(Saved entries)

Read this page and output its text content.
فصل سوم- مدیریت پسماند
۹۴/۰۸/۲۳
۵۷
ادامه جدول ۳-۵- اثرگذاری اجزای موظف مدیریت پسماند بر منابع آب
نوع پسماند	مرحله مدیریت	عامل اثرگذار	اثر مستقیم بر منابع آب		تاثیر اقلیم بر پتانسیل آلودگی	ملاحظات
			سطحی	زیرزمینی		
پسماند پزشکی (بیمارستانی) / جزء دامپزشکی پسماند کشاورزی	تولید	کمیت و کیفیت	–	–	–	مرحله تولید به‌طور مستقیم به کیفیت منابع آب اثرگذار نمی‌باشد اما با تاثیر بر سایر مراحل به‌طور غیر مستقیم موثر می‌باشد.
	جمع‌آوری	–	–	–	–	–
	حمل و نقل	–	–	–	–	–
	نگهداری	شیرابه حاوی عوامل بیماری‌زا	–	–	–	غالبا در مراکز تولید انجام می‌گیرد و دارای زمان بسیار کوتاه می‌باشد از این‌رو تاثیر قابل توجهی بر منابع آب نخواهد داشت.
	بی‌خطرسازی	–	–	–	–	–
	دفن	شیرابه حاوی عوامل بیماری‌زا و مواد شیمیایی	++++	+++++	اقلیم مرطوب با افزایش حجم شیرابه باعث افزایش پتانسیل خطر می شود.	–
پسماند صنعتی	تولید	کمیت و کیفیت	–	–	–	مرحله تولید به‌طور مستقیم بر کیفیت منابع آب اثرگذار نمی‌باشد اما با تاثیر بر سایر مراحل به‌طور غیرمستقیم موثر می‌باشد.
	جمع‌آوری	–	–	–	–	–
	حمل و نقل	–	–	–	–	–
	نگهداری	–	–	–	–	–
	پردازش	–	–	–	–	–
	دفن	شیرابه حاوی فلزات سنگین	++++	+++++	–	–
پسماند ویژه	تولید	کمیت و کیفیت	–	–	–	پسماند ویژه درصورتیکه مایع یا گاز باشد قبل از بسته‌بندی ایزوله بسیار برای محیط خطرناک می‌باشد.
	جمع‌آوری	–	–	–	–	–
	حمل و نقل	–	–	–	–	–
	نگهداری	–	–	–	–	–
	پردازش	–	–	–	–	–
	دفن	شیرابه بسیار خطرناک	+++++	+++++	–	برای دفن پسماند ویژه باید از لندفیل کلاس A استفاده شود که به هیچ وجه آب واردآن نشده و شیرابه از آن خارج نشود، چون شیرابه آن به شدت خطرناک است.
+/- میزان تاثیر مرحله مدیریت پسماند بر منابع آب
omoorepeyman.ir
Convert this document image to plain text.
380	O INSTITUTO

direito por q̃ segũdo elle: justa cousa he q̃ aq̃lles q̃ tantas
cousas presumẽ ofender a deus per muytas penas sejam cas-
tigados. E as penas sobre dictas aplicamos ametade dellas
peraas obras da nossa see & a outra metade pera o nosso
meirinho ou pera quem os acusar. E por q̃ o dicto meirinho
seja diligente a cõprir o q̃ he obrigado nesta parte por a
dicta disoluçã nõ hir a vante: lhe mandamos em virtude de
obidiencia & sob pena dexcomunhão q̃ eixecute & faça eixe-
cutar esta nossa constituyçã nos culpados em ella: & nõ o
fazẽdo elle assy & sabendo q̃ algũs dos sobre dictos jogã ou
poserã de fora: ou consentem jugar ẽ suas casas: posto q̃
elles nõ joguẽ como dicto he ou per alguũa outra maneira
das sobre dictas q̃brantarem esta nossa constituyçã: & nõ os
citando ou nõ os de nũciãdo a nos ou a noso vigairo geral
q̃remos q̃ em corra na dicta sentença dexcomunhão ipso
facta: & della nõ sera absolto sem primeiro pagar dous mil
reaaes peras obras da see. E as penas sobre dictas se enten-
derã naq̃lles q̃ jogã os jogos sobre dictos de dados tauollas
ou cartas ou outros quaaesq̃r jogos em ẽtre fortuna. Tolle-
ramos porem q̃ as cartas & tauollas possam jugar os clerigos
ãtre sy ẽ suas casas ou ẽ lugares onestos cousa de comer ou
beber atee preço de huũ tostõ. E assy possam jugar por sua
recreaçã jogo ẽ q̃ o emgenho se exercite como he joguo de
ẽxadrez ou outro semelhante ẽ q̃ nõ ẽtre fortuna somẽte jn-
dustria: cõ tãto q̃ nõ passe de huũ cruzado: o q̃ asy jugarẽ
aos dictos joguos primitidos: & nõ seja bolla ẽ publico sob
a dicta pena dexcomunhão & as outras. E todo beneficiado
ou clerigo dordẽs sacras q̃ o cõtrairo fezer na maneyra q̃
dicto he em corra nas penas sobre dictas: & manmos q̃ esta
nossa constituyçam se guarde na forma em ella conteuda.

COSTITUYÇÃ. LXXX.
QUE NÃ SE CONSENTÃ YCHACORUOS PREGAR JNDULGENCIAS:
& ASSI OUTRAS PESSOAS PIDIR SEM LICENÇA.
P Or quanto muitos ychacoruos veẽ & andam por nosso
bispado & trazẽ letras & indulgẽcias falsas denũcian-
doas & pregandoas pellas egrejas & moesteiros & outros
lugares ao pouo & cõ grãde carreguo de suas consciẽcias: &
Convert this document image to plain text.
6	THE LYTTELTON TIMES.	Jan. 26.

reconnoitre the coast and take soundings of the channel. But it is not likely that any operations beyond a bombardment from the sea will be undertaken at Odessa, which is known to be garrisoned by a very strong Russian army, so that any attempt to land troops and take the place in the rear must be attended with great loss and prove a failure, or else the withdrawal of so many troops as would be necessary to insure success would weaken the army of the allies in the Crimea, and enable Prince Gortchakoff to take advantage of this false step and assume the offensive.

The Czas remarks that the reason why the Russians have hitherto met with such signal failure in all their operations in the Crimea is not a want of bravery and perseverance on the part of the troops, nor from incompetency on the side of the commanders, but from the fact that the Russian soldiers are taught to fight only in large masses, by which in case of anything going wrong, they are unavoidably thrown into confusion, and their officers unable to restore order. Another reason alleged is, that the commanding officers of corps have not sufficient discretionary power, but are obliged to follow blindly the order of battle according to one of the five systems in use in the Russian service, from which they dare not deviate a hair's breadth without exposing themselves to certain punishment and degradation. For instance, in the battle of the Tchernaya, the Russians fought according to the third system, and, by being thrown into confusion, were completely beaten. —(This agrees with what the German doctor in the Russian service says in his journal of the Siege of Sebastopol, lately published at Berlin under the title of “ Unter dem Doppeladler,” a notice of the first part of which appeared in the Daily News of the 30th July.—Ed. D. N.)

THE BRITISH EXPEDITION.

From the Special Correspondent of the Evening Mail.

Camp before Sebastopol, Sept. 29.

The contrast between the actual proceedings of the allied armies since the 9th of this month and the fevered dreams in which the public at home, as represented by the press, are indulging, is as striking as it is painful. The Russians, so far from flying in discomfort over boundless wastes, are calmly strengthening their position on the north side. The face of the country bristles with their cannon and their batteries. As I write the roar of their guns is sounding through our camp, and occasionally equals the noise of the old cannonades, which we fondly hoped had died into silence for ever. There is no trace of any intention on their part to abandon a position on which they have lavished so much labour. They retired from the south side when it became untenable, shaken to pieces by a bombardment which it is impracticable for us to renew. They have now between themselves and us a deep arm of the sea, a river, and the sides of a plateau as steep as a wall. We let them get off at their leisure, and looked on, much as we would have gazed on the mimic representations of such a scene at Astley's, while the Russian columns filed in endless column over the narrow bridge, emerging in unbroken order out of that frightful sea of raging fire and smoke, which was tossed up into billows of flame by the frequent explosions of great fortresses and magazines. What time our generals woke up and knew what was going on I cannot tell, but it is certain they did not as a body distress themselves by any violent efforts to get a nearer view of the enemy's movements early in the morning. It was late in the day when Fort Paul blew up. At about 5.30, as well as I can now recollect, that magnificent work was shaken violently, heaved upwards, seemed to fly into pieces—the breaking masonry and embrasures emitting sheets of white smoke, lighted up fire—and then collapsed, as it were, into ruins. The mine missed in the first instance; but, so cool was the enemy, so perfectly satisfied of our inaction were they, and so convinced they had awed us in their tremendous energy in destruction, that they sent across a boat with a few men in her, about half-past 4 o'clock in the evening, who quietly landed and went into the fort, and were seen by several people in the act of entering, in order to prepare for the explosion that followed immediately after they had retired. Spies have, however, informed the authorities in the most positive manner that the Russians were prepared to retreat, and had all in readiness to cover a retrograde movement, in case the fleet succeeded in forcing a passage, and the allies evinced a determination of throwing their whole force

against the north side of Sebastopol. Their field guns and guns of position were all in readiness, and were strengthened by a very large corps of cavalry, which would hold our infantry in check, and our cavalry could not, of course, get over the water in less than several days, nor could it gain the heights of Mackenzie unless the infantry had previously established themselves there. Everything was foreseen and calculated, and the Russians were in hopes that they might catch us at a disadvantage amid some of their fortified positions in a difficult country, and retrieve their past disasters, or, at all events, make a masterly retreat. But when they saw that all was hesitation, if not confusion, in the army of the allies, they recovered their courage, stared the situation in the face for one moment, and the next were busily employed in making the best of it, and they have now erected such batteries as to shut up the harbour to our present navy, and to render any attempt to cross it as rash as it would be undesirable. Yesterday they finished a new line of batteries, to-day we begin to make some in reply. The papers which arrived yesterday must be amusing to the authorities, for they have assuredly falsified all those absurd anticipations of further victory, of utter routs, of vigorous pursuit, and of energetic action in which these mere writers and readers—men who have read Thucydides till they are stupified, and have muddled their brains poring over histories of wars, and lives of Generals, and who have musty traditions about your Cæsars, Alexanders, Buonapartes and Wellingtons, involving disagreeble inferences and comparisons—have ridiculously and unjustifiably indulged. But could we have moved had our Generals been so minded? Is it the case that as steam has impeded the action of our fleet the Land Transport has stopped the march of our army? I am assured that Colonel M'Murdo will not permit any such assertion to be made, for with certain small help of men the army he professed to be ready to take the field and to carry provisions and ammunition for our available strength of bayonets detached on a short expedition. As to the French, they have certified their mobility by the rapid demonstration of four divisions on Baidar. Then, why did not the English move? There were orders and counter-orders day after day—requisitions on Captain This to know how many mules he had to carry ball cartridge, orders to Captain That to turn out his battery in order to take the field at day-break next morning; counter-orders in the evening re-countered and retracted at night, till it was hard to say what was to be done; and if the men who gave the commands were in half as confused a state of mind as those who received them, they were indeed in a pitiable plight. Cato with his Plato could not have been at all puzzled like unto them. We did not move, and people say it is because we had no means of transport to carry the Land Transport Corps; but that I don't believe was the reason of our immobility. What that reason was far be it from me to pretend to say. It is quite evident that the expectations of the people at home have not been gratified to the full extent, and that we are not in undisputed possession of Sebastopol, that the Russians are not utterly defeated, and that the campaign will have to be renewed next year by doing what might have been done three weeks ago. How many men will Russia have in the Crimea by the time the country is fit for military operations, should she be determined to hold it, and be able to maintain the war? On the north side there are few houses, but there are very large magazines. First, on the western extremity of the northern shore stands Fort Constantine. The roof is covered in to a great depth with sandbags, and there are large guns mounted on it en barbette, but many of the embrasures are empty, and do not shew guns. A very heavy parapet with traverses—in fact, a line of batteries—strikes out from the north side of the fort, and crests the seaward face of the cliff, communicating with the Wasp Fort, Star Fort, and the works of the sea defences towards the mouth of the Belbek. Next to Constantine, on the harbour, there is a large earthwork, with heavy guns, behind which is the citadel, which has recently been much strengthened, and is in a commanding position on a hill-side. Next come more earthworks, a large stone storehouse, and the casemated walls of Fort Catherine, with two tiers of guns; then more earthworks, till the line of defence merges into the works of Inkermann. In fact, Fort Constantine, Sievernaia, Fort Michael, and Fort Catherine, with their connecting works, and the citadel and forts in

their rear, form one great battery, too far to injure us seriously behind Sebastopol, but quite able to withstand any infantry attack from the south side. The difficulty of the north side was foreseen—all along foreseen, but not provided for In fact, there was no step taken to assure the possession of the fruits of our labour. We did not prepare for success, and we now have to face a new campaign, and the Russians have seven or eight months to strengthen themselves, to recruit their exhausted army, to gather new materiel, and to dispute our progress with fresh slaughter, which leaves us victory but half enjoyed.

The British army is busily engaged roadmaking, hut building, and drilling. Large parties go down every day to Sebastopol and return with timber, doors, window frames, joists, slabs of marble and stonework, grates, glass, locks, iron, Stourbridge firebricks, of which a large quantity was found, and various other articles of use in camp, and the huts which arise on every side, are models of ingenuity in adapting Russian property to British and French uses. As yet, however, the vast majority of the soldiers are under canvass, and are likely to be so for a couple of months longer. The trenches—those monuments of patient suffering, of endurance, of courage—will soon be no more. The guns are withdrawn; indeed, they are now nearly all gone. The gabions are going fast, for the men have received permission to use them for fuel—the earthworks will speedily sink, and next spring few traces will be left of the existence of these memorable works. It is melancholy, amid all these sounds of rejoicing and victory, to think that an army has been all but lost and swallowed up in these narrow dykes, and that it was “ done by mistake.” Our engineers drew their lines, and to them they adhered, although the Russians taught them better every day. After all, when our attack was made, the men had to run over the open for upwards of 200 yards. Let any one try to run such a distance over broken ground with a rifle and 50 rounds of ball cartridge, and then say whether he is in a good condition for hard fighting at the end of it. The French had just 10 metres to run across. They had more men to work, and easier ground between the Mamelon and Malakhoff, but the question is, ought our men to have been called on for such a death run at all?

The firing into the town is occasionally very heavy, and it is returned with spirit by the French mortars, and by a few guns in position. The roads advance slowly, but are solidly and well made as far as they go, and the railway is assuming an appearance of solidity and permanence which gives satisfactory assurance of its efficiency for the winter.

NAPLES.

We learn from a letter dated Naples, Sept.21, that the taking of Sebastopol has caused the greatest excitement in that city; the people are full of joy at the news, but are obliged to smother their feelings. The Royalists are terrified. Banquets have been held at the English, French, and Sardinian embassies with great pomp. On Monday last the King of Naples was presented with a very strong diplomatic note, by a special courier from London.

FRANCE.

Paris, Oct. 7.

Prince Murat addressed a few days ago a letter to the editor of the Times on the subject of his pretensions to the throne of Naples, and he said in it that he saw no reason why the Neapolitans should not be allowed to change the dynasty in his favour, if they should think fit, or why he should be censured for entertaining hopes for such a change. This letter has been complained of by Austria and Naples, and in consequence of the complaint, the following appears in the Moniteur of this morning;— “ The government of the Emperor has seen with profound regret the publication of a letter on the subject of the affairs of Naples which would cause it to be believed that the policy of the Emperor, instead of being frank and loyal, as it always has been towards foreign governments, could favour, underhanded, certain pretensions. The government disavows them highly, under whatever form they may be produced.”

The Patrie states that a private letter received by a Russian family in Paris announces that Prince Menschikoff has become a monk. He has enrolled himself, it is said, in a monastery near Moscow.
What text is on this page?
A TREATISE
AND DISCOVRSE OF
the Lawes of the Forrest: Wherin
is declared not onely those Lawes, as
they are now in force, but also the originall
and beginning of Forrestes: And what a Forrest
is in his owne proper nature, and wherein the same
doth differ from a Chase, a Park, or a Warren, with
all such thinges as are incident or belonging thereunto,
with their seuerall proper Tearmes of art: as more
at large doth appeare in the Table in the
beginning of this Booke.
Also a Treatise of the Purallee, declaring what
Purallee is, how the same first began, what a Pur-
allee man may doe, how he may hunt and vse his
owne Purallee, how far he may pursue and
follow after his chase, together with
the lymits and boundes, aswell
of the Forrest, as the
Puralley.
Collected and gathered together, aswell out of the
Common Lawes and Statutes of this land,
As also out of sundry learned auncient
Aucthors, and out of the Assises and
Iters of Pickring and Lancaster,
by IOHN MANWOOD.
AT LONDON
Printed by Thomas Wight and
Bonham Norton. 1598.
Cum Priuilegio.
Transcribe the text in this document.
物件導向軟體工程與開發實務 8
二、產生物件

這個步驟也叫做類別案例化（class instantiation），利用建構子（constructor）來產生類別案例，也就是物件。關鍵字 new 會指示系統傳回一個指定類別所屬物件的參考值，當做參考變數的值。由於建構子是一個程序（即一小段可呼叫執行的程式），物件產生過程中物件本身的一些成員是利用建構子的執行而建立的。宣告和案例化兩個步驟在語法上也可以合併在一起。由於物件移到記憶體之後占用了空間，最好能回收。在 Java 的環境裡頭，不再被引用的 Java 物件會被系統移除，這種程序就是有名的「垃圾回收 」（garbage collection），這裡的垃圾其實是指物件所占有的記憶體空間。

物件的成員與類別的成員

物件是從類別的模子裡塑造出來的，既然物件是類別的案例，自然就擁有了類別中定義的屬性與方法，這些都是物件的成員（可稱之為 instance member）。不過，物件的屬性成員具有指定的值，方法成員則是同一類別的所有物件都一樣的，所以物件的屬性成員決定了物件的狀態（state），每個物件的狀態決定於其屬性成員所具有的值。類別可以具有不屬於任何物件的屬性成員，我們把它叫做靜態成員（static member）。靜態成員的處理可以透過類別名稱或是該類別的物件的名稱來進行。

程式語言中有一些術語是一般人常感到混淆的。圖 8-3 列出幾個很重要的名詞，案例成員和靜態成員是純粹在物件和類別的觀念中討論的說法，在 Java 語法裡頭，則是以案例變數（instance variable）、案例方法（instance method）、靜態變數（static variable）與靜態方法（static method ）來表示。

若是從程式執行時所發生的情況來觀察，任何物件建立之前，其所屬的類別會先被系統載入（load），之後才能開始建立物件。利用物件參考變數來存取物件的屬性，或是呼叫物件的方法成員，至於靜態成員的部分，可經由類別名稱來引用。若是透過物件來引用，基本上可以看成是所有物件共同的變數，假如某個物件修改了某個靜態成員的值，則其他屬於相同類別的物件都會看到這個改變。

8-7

• [EXERCISE GOAL] Only the number is wanted: how many lines in the preceding entries hold the string "obras"?

• [WRITTEN ANSWER] 2